● SET EXERCISE:
Copy every line of the entries that includes the word "Real".

Saved data entries
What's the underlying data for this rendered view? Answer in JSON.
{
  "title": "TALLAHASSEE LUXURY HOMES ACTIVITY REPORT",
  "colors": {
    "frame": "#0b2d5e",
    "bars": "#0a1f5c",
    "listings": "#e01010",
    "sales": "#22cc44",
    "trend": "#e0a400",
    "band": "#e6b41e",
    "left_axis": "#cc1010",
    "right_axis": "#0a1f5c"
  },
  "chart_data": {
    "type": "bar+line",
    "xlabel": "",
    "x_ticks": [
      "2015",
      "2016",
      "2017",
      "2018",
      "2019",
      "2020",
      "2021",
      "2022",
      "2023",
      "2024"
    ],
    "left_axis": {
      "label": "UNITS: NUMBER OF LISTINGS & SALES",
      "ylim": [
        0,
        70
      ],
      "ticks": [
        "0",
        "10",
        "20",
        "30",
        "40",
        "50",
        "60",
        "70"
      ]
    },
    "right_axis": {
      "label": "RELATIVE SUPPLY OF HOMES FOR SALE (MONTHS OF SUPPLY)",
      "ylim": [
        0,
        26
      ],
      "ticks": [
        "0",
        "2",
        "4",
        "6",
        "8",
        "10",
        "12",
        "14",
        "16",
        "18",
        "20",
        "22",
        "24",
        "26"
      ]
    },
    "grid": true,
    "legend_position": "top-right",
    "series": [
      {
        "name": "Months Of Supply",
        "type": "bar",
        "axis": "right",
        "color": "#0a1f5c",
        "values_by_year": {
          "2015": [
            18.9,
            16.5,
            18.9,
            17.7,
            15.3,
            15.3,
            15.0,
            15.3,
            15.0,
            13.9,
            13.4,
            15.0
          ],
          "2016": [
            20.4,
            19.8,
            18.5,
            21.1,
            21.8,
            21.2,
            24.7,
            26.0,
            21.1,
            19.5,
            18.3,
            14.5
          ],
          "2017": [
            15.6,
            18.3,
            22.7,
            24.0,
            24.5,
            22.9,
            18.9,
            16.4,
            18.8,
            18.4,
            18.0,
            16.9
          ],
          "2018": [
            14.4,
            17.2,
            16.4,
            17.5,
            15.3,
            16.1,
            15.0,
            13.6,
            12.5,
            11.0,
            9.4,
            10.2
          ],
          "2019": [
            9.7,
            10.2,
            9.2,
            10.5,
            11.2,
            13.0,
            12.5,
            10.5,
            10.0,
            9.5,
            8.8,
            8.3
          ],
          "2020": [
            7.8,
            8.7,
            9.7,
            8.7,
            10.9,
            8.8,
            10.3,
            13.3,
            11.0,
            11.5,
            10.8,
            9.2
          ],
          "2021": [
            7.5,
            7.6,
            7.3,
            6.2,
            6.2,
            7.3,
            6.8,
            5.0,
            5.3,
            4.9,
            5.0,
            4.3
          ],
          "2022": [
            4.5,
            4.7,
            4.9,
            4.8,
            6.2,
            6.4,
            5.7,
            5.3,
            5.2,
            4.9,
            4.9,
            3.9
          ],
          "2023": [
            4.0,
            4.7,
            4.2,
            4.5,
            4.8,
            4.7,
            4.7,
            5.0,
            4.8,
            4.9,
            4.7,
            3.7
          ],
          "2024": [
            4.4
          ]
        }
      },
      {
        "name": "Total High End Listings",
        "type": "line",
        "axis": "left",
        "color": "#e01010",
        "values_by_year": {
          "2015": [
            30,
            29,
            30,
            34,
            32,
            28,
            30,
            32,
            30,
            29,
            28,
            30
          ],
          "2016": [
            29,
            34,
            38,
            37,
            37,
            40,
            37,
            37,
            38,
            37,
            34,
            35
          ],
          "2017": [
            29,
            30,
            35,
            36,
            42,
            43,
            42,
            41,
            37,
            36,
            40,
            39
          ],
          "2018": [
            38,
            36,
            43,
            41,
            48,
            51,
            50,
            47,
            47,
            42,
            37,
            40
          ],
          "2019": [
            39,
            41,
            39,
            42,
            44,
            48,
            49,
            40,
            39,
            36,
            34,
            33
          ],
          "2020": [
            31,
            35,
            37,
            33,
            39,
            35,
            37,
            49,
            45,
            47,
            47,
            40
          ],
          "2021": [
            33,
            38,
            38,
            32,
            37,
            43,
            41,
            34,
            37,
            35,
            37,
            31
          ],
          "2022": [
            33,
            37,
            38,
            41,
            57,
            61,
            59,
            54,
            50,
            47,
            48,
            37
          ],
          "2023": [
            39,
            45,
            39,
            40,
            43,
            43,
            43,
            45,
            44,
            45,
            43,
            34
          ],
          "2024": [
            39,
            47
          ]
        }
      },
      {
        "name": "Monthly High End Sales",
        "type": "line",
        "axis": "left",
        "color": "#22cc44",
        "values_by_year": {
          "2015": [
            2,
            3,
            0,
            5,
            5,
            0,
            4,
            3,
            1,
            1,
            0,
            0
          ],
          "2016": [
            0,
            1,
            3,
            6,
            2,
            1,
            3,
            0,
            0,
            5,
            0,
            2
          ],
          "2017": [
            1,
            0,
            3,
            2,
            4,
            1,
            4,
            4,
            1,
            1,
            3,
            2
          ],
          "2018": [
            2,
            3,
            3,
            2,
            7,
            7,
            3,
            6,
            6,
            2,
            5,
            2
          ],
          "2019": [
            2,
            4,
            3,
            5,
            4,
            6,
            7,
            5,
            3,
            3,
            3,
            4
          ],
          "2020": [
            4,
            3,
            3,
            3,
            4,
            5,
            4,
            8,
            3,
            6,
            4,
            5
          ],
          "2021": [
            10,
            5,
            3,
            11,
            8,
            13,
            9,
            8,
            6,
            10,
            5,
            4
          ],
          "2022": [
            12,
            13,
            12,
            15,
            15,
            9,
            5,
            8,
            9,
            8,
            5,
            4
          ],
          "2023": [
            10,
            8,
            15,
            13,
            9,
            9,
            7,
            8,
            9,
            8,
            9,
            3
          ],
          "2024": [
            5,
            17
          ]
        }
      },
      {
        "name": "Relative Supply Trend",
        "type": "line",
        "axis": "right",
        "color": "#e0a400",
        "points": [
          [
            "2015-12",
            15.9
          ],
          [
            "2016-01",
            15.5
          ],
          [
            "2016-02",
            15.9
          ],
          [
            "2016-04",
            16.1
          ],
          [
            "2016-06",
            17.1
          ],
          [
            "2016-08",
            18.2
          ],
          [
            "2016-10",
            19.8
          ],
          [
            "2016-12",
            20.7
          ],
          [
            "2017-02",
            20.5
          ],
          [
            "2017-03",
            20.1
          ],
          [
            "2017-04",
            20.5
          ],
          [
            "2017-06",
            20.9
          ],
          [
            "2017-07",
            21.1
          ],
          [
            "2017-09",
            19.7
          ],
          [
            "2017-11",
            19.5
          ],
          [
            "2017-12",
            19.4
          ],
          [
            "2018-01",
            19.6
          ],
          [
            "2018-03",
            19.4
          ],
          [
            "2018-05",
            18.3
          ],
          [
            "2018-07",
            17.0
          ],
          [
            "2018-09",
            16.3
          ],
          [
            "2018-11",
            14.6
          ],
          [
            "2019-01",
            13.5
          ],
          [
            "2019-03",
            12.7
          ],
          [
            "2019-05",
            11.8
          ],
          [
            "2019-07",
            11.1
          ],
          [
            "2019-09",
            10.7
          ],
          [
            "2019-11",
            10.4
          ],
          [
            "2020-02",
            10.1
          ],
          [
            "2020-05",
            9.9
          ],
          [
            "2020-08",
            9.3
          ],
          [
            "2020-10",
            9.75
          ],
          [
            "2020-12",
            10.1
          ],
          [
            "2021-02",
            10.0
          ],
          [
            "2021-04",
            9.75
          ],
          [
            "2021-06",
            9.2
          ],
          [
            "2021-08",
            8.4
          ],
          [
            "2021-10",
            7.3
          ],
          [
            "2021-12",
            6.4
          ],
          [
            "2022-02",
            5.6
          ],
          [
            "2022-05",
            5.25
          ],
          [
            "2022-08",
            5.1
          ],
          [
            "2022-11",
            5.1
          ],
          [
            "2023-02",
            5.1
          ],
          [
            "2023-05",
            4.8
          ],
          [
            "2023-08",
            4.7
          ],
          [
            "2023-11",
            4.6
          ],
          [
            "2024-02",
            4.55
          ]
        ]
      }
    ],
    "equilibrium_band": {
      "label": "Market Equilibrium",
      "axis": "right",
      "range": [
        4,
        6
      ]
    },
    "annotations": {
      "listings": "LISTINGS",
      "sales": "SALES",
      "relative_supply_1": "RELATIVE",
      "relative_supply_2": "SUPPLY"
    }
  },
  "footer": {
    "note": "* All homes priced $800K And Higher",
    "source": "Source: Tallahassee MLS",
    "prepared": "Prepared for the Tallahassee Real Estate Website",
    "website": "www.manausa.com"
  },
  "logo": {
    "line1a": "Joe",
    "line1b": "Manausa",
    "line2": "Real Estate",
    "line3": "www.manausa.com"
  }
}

● TASK SOLUTION:
    "prepared": "Prepared for the Tallahassee Real Estate Website",
    "line2": "Real Estate",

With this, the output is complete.